─── Dataset excerpts

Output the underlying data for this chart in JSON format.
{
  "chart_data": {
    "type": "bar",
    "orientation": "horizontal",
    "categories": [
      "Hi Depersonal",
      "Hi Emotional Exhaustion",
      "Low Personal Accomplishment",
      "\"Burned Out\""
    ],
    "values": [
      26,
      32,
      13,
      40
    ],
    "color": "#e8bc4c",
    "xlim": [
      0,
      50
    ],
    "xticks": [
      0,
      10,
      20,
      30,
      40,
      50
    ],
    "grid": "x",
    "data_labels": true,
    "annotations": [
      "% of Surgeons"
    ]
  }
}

──────

* Work to do
Write down the full listing again, exactly.

* Exercise output
Output the underlying data for this chart in JSON format.
{
  "chart_data": {
    "type": "bar",
    "orientation": "horizontal",
    "categories": [
      "Hi Depersonal",
      "Hi Emotional Exhaustion",
      "Low Personal Accomplishment",
      "\"Burned Out\""
    ],
    "values": [
      26,
      32,
      13,
      40
    ],
    "color": "#e8bc4c",
    "xlim": [
      0,
      50
    ],
    "xticks": [
      0,
      10,
      20,
      30,
      40,
      50
    ],
    "grid": "x",
    "data_labels": true,
    "annotations": [
      "% of Surgeons"
    ]
  }
}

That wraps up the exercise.